▸ Aim
Give the material again in full, matching it exactly.

▸ Source data
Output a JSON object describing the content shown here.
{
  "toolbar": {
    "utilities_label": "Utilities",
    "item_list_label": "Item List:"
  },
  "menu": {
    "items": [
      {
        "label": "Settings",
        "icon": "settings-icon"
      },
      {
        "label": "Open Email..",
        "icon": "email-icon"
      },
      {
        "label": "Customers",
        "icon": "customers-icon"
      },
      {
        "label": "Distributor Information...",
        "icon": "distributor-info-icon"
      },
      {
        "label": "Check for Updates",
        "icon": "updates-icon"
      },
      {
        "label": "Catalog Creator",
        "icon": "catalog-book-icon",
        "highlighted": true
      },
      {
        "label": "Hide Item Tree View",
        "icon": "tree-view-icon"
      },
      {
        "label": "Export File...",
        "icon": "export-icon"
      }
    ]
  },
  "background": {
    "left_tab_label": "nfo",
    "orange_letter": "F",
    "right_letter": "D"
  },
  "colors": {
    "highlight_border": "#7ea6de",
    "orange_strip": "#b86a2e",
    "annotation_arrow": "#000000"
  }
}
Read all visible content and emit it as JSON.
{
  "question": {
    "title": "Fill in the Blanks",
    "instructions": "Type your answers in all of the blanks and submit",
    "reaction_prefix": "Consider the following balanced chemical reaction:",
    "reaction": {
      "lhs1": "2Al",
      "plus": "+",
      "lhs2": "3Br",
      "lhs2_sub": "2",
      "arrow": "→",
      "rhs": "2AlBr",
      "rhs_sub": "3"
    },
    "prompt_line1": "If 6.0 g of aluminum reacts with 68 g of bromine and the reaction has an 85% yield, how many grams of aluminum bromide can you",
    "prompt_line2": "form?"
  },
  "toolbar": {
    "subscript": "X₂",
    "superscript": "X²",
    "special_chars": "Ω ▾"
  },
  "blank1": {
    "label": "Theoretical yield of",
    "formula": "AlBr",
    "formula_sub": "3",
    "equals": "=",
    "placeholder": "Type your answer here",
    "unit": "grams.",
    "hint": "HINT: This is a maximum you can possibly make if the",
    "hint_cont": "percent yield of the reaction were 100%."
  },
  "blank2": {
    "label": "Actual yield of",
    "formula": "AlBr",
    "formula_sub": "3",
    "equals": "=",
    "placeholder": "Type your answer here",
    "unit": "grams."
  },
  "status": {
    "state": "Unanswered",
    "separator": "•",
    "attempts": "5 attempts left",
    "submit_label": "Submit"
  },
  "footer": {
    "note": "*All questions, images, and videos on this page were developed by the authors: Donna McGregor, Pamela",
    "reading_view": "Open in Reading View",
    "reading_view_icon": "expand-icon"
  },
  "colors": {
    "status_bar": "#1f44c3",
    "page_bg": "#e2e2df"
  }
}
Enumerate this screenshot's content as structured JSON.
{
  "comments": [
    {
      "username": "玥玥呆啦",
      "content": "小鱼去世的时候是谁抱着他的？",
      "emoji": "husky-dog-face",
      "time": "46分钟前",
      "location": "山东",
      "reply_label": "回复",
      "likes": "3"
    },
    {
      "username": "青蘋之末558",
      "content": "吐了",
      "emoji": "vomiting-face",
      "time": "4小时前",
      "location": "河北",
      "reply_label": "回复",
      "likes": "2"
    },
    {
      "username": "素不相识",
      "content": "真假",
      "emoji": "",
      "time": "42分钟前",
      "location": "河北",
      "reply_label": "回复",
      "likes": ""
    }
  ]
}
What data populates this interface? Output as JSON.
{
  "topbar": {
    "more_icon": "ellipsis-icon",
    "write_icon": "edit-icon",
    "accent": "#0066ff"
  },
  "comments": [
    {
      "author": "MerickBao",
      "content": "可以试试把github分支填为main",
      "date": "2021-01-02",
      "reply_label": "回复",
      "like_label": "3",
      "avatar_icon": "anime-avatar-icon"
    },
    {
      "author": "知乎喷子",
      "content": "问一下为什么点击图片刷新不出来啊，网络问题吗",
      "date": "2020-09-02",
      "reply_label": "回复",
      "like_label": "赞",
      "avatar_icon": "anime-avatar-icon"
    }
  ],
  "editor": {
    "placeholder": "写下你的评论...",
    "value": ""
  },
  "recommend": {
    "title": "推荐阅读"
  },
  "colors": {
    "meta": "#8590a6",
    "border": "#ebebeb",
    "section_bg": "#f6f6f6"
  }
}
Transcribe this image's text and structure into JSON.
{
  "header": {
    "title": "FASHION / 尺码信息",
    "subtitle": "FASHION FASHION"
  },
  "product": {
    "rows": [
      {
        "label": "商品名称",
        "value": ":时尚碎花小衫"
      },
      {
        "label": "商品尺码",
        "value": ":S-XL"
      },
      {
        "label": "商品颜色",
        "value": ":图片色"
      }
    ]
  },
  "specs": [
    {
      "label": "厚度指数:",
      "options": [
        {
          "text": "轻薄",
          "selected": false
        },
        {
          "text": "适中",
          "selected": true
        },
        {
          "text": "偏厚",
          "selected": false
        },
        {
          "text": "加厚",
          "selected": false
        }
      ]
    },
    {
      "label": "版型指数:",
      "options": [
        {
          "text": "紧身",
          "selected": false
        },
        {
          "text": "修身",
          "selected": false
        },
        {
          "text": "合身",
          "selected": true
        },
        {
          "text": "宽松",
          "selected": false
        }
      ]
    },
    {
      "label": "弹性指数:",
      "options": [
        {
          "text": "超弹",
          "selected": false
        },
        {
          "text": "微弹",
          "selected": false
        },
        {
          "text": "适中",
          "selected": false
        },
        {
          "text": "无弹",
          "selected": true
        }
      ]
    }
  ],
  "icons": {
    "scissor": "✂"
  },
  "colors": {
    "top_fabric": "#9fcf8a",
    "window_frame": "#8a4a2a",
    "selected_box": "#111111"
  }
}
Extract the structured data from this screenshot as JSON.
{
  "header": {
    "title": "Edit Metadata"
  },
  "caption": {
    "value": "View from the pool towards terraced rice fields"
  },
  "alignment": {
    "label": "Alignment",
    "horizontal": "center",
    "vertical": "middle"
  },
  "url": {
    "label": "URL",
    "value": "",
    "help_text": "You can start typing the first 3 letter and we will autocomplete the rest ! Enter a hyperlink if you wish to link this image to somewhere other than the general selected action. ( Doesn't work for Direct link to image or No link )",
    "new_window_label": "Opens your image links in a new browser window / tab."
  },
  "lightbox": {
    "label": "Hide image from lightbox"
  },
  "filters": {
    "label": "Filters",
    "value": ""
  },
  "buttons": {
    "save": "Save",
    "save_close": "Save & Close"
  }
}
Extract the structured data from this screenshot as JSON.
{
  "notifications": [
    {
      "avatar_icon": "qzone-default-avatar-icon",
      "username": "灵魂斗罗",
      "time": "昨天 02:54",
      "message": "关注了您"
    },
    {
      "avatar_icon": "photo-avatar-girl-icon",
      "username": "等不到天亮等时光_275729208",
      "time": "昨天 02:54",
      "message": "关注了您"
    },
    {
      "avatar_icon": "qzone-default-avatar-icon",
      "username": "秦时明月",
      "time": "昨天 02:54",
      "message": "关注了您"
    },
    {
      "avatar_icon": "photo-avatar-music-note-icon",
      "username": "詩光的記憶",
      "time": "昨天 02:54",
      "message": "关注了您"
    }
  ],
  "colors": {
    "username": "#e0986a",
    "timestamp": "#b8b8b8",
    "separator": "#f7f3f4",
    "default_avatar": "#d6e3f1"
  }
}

▸ Task answer
Output a JSON object describing the content shown here.
{
  "toolbar": {
    "utilities_label": "Utilities",
    "item_list_label": "Item List:"
  },
  "menu": {
    "items": [
      {
        "label": "Settings",
        "icon": "settings-icon"
      },
      {
        "label": "Open Email..",
        "icon": "email-icon"
      },
      {
        "label": "Customers",
        "icon": "customers-icon"
      },
      {
        "label": "Distributor Information...",
        "icon": "distributor-info-icon"
      },
      {
        "label": "Check for Updates",
        "icon": "updates-icon"
      },
      {
        "label": "Catalog Creator",
        "icon": "catalog-book-icon",
        "highlighted": true
      },
      {
        "label": "Hide Item Tree View",
        "icon": "tree-view-icon"
      },
      {
        "label": "Export File...",
        "icon": "export-icon"
      }
    ]
  },
  "background": {
    "left_tab_label": "nfo",
    "orange_letter": "F",
    "right_letter": "D"
  },
  "colors": {
    "highlight_border": "#7ea6de",
    "orange_strip": "#b86a2e",
    "annotation_arrow": "#000000"
  }
}
Read all visible content and emit it as JSON.
{
  "question": {
    "title": "Fill in the Blanks",
    "instructions": "Type your answers in all of the blanks and submit",
    "reaction_prefix": "Consider the following balanced chemical reaction:",
    "reaction": {
      "lhs1": "2Al",
      "plus": "+",
      "lhs2": "3Br",
      "lhs2_sub": "2",
      "arrow": "→",
      "rhs": "2AlBr",
      "rhs_sub": "3"
    },
    "prompt_line1": "If 6.0 g of aluminum reacts with 68 g of bromine and the reaction has an 85% yield, how many grams of aluminum bromide can you",
    "prompt_line2": "form?"
  },
  "toolbar": {
    "subscript": "X₂",
    "superscript": "X²",
    "special_chars": "Ω ▾"
  },
  "blank1": {
    "label": "Theoretical yield of",
    "formula": "AlBr",
    "formula_sub": "3",
    "equals": "=",
    "placeholder": "Type your answer here",
    "unit": "grams.",
    "hint": "HINT: This is a maximum you can possibly make if the",
    "hint_cont": "percent yield of the reaction were 100%."
  },
  "blank2": {
    "label": "Actual yield of",
    "formula": "AlBr",
    "formula_sub": "3",
    "equals": "=",
    "placeholder": "Type your answer here",
    "unit": "grams."
  },
  "status": {
    "state": "Unanswered",
    "separator": "•",
    "attempts": "5 attempts left",
    "submit_label": "Submit"
  },
  "footer": {
    "note": "*All questions, images, and videos on this page were developed by the authors: Donna McGregor, Pamela",
    "reading_view": "Open in Reading View",
    "reading_view_icon": "expand-icon"
  },
  "colors": {
    "status_bar": "#1f44c3",
    "page_bg": "#e2e2df"
  }
}
Enumerate this screenshot's content as structured JSON.
{
  "comments": [
    {
      "username": "玥玥呆啦",
      "content": "小鱼去世的时候是谁抱着他的？",
      "emoji": "husky-dog-face",
      "time": "46分钟前",
      "location": "山东",
      "reply_label": "回复",
      "likes": "3"
    },
    {
      "username": "青蘋之末558",
      "content": "吐了",
      "emoji": "vomiting-face",
      "time": "4小时前",
      "location": "河北",
      "reply_label": "回复",
      "likes": "2"
    },
    {
      "username": "素不相识",
      "content": "真假",
      "emoji": "",
      "time": "42分钟前",
      "location": "河北",
      "reply_label": "回复",
      "likes": ""
    }
  ]
}
What data populates this interface? Output as JSON.
{
  "topbar": {
    "more_icon": "ellipsis-icon",
    "write_icon": "edit-icon",
    "accent": "#0066ff"
  },
  "comments": [
    {
      "author": "MerickBao",
      "content": "可以试试把github分支填为main",
      "date": "2021-01-02",
      "reply_label": "回复",
      "like_label": "3",
      "avatar_icon": "anime-avatar-icon"
    },
    {
      "author": "知乎喷子",
      "content": "问一下为什么点击图片刷新不出来啊，网络问题吗",
      "date": "2020-09-02",
      "reply_label": "回复",
      "like_label": "赞",
      "avatar_icon": "anime-avatar-icon"
    }
  ],
  "editor": {
    "placeholder": "写下你的评论...",
    "value": ""
  },
  "recommend": {
    "title": "推荐阅读"
  },
  "colors": {
    "meta": "#8590a6",
    "border": "#ebebeb",
    "section_bg": "#f6f6f6"
  }
}
Transcribe this image's text and structure into JSON.
{
  "header": {
    "title": "FASHION / 尺码信息",
    "subtitle": "FASHION FASHION"
  },
  "product": {
    "rows": [
      {
        "label": "商品名称",
        "value": ":时尚碎花小衫"
      },
      {
        "label": "商品尺码",
        "value": ":S-XL"
      },
      {
        "label": "商品颜色",
        "value": ":图片色"
      }
    ]
  },
  "specs": [
    {
      "label": "厚度指数:",
      "options": [
        {
          "text": "轻薄",
          "selected": false
        },
        {
          "text": "适中",
          "selected": true
        },
        {
          "text": "偏厚",
          "selected": false
        },
        {
          "text": "加厚",
          "selected": false
        }
      ]
    },
    {
      "label": "版型指数:",
      "options": [
        {
          "text": "紧身",
          "selected": false
        },
        {
          "text": "修身",
          "selected": false
        },
        {
          "text": "合身",
          "selected": true
        },
        {
          "text": "宽松",
          "selected": false
        }
      ]
    },
    {
      "label": "弹性指数:",
      "options": [
        {
          "text": "超弹",
          "selected": false
        },
        {
          "text": "微弹",
          "selected": false
        },
        {
          "text": "适中",
          "selected": false
        },
        {
          "text": "无弹",
          "selected": true
        }
      ]
    }
  ],
  "icons": {
    "scissor": "✂"
  },
  "colors": {
    "top_fabric": "#9fcf8a",
    "window_frame": "#8a4a2a",
    "selected_box": "#111111"
  }
}
Extract the structured data from this screenshot as JSON.
{
  "header": {
    "title": "Edit Metadata"
  },
  "caption": {
    "value": "View from the pool towards terraced rice fields"
  },
  "alignment": {
    "label": "Alignment",
    "horizontal": "center",
    "vertical": "middle"
  },
  "url": {
    "label": "URL",
    "value": "",
    "help_text": "You can start typing the first 3 letter and we will autocomplete the rest ! Enter a hyperlink if you wish to link this image to somewhere other than the general selected action. ( Doesn't work for Direct link to image or No link )",
    "new_window_label": "Opens your image links in a new browser window / tab."
  },
  "lightbox": {
    "label": "Hide image from lightbox"
  },
  "filters": {
    "label": "Filters",
    "value": ""
  },
  "buttons": {
    "save": "Save",
    "save_close": "Save & Close"
  }
}
Extract the structured data from this screenshot as JSON.
{
  "notifications": [
    {
      "avatar_icon": "qzone-default-avatar-icon",
      "username": "灵魂斗罗",
      "time": "昨天 02:54",
      "message": "关注了您"
    },
    {
      "avatar_icon": "photo-avatar-girl-icon",
      "username": "等不到天亮等时光_275729208",
      "time": "昨天 02:54",
      "message": "关注了您"
    },
    {
      "avatar_icon": "qzone-default-avatar-icon",
      "username": "秦时明月",
      "time": "昨天 02:54",
      "message": "关注了您"
    },
    {
      "avatar_icon": "photo-avatar-music-note-icon",
      "username": "詩光的記憶",
      "time": "昨天 02:54",
      "message": "关注了您"
    }
  ],
  "colors": {
    "username": "#e0986a",
    "timestamp": "#b8b8b8",
    "separator": "#f7f3f4",
    "default_avatar": "#d6e3f1"
  }
}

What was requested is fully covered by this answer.